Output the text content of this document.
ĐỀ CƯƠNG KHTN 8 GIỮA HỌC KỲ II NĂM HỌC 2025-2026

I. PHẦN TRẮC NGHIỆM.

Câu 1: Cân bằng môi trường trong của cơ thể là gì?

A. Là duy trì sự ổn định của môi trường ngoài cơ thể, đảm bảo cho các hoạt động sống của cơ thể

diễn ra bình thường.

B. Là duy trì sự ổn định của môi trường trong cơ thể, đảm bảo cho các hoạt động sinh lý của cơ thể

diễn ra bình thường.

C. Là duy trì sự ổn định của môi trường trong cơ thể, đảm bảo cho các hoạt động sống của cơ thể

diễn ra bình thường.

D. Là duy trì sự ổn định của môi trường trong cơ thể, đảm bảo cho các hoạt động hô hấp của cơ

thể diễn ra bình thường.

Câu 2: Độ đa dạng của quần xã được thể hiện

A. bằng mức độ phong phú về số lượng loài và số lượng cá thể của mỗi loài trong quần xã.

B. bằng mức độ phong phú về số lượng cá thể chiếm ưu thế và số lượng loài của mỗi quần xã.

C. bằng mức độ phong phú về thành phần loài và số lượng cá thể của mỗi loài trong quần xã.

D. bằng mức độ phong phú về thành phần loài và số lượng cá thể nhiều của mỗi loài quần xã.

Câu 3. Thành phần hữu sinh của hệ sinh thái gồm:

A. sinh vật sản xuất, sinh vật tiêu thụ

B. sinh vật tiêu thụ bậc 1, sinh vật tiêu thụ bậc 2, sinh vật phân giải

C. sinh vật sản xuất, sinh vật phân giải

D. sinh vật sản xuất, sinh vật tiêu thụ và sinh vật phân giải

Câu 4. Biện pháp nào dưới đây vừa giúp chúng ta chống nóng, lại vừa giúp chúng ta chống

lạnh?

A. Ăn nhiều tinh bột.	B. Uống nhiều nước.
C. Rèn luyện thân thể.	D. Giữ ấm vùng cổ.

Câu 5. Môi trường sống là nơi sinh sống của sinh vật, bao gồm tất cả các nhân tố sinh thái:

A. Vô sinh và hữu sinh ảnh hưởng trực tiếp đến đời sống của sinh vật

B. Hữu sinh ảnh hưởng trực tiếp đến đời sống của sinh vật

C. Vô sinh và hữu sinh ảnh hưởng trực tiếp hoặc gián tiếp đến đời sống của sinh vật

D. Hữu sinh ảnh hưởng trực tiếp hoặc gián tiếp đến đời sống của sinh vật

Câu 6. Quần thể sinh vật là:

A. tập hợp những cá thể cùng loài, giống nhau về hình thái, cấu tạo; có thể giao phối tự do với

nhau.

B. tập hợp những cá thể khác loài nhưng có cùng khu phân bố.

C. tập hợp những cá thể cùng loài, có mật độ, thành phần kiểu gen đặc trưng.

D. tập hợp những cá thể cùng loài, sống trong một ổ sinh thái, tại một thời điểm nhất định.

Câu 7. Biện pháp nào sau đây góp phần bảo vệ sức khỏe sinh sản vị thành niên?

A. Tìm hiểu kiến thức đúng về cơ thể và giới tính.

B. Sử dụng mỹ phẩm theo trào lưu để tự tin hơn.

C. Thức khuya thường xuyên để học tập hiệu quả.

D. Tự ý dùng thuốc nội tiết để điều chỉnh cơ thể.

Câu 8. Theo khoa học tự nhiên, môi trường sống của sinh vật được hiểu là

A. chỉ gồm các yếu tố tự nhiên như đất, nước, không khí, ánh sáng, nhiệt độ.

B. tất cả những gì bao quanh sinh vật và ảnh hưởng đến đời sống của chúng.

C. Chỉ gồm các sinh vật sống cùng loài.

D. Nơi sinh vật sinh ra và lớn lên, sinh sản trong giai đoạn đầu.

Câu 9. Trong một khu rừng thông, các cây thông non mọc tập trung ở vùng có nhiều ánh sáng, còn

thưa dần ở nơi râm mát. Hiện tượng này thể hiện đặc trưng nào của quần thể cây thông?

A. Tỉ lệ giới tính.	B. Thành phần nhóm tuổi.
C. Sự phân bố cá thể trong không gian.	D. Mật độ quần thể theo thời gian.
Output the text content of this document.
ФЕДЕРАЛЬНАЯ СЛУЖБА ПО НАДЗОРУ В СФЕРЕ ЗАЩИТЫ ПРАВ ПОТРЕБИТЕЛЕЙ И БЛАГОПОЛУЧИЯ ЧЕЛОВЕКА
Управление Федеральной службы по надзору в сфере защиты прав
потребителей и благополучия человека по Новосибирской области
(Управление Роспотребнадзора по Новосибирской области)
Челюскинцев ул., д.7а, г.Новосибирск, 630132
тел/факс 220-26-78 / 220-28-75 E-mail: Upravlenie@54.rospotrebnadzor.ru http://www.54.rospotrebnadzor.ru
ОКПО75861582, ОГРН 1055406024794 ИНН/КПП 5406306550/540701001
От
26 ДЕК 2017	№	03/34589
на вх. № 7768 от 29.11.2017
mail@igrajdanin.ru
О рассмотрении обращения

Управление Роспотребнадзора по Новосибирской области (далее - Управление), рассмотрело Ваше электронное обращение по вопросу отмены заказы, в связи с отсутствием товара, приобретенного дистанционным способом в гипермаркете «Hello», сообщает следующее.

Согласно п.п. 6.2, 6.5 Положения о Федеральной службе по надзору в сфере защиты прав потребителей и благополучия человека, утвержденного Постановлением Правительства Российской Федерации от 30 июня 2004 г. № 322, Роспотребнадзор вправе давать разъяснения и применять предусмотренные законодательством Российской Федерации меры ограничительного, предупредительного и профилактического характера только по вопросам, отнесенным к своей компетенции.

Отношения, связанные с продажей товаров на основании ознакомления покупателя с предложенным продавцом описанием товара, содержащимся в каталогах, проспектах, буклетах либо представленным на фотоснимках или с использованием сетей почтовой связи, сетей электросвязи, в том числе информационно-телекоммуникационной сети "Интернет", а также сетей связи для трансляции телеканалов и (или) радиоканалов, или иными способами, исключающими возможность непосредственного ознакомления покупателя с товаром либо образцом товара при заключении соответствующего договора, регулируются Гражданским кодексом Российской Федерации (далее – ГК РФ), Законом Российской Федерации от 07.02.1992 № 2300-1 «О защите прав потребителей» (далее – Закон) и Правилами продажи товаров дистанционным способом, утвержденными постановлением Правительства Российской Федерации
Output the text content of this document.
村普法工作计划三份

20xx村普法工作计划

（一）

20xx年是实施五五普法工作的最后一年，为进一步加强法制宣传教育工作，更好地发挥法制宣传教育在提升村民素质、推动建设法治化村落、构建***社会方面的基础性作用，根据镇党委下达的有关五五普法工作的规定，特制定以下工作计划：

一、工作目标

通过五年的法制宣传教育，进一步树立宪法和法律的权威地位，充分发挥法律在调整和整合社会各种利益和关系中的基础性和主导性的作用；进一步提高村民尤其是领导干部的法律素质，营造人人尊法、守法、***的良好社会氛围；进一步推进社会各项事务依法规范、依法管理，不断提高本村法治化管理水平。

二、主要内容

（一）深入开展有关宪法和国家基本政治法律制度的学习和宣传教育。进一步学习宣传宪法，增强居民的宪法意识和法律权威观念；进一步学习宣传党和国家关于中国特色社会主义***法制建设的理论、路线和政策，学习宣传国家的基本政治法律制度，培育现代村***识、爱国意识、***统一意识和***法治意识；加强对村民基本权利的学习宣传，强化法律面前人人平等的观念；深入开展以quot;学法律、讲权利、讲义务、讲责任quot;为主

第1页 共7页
---------------
Every entry must be output again, exactly as written above.

Output of the task |
Output the text content of this document.
ĐỀ CƯƠNG KHTN 8 GIỮA HỌC KỲ II NĂM HỌC 2025-2026

I. PHẦN TRẮC NGHIỆM.

Câu 1: Cân bằng môi trường trong của cơ thể là gì?

A. Là duy trì sự ổn định của môi trường ngoài cơ thể, đảm bảo cho các hoạt động sống của cơ thể

diễn ra bình thường.

B. Là duy trì sự ổn định của môi trường trong cơ thể, đảm bảo cho các hoạt động sinh lý của cơ thể

diễn ra bình thường.

C. Là duy trì sự ổn định của môi trường trong cơ thể, đảm bảo cho các hoạt động sống của cơ thể

diễn ra bình thường.

D. Là duy trì sự ổn định của môi trường trong cơ thể, đảm bảo cho các hoạt động hô hấp của cơ

thể diễn ra bình thường.

Câu 2: Độ đa dạng của quần xã được thể hiện

A. bằng mức độ phong phú về số lượng loài và số lượng cá thể của mỗi loài trong quần xã.

B. bằng mức độ phong phú về số lượng cá thể chiếm ưu thế và số lượng loài của mỗi quần xã.

C. bằng mức độ phong phú về thành phần loài và số lượng cá thể của mỗi loài trong quần xã.

D. bằng mức độ phong phú về thành phần loài và số lượng cá thể nhiều của mỗi loài quần xã.

Câu 3. Thành phần hữu sinh của hệ sinh thái gồm:

A. sinh vật sản xuất, sinh vật tiêu thụ

B. sinh vật tiêu thụ bậc 1, sinh vật tiêu thụ bậc 2, sinh vật phân giải

C. sinh vật sản xuất, sinh vật phân giải

D. sinh vật sản xuất, sinh vật tiêu thụ và sinh vật phân giải

Câu 4. Biện pháp nào dưới đây vừa giúp chúng ta chống nóng, lại vừa giúp chúng ta chống

lạnh?

A. Ăn nhiều tinh bột.	B. Uống nhiều nước.
C. Rèn luyện thân thể.	D. Giữ ấm vùng cổ.

Câu 5. Môi trường sống là nơi sinh sống của sinh vật, bao gồm tất cả các nhân tố sinh thái:

A. Vô sinh và hữu sinh ảnh hưởng trực tiếp đến đời sống của sinh vật

B. Hữu sinh ảnh hưởng trực tiếp đến đời sống của sinh vật

C. Vô sinh và hữu sinh ảnh hưởng trực tiếp hoặc gián tiếp đến đời sống của sinh vật

D. Hữu sinh ảnh hưởng trực tiếp hoặc gián tiếp đến đời sống của sinh vật

Câu 6. Quần thể sinh vật là:

A. tập hợp những cá thể cùng loài, giống nhau về hình thái, cấu tạo; có thể giao phối tự do với

nhau.

B. tập hợp những cá thể khác loài nhưng có cùng khu phân bố.

C. tập hợp những cá thể cùng loài, có mật độ, thành phần kiểu gen đặc trưng.

D. tập hợp những cá thể cùng loài, sống trong một ổ sinh thái, tại một thời điểm nhất định.

Câu 7. Biện pháp nào sau đây góp phần bảo vệ sức khỏe sinh sản vị thành niên?

A. Tìm hiểu kiến thức đúng về cơ thể và giới tính.

B. Sử dụng mỹ phẩm theo trào lưu để tự tin hơn.

C. Thức khuya thường xuyên để học tập hiệu quả.

D. Tự ý dùng thuốc nội tiết để điều chỉnh cơ thể.

Câu 8. Theo khoa học tự nhiên, môi trường sống của sinh vật được hiểu là

A. chỉ gồm các yếu tố tự nhiên như đất, nước, không khí, ánh sáng, nhiệt độ.

B. tất cả những gì bao quanh sinh vật và ảnh hưởng đến đời sống của chúng.

C. Chỉ gồm các sinh vật sống cùng loài.

D. Nơi sinh vật sinh ra và lớn lên, sinh sản trong giai đoạn đầu.

Câu 9. Trong một khu rừng thông, các cây thông non mọc tập trung ở vùng có nhiều ánh sáng, còn

thưa dần ở nơi râm mát. Hiện tượng này thể hiện đặc trưng nào của quần thể cây thông?

A. Tỉ lệ giới tính.	B. Thành phần nhóm tuổi.
C. Sự phân bố cá thể trong không gian.	D. Mật độ quần thể theo thời gian.
Output the text content of this document.
ФЕДЕРАЛЬНАЯ СЛУЖБА ПО НАДЗОРУ В СФЕРЕ ЗАЩИТЫ ПРАВ ПОТРЕБИТЕЛЕЙ И БЛАГОПОЛУЧИЯ ЧЕЛОВЕКА
Управление Федеральной службы по надзору в сфере защиты прав
потребителей и благополучия человека по Новосибирской области
(Управление Роспотребнадзора по Новосибирской области)
Челюскинцев ул., д.7а, г.Новосибирск, 630132
тел/факс 220-26-78 / 220-28-75 E-mail: Upravlenie@54.rospotrebnadzor.ru http://www.54.rospotrebnadzor.ru
ОКПО75861582, ОГРН 1055406024794 ИНН/КПП 5406306550/540701001
От
26 ДЕК 2017	№	03/34589
на вх. № 7768 от 29.11.2017
mail@igrajdanin.ru
О рассмотрении обращения

Управление Роспотребнадзора по Новосибирской области (далее - Управление), рассмотрело Ваше электронное обращение по вопросу отмены заказы, в связи с отсутствием товара, приобретенного дистанционным способом в гипермаркете «Hello», сообщает следующее.

Согласно п.п. 6.2, 6.5 Положения о Федеральной службе по надзору в сфере защиты прав потребителей и благополучия человека, утвержденного Постановлением Правительства Российской Федерации от 30 июня 2004 г. № 322, Роспотребнадзор вправе давать разъяснения и применять предусмотренные законодательством Российской Федерации меры ограничительного, предупредительного и профилактического характера только по вопросам, отнесенным к своей компетенции.

Отношения, связанные с продажей товаров на основании ознакомления покупателя с предложенным продавцом описанием товара, содержащимся в каталогах, проспектах, буклетах либо представленным на фотоснимках или с использованием сетей почтовой связи, сетей электросвязи, в том числе информационно-телекоммуникационной сети "Интернет", а также сетей связи для трансляции телеканалов и (или) радиоканалов, или иными способами, исключающими возможность непосредственного ознакомления покупателя с товаром либо образцом товара при заключении соответствующего договора, регулируются Гражданским кодексом Российской Федерации (далее – ГК РФ), Законом Российской Федерации от 07.02.1992 № 2300-1 «О защите прав потребителей» (далее – Закон) и Правилами продажи товаров дистанционным способом, утвержденными постановлением Правительства Российской Федерации
Output the text content of this document.
村普法工作计划三份

20xx村普法工作计划

（一）

20xx年是实施五五普法工作的最后一年，为进一步加强法制宣传教育工作，更好地发挥法制宣传教育在提升村民素质、推动建设法治化村落、构建***社会方面的基础性作用，根据镇党委下达的有关五五普法工作的规定，特制定以下工作计划：

一、工作目标

通过五年的法制宣传教育，进一步树立宪法和法律的权威地位，充分发挥法律在调整和整合社会各种利益和关系中的基础性和主导性的作用；进一步提高村民尤其是领导干部的法律素质，营造人人尊法、守法、***的良好社会氛围；进一步推进社会各项事务依法规范、依法管理，不断提高本村法治化管理水平。

二、主要内容

（一）深入开展有关宪法和国家基本政治法律制度的学习和宣传教育。进一步学习宣传宪法，增强居民的宪法意识和法律权威观念；进一步学习宣传党和国家关于中国特色社会主义***法制建设的理论、路线和政策，学习宣传国家的基本政治法律制度，培育现代村***识、爱国意识、***统一意识和***法治意识；加强对村民基本权利的学习宣传，强化法律面前人人平等的观念；深入开展以quot;学法律、讲权利、讲义务、讲责任quot;为主

第1页 共7页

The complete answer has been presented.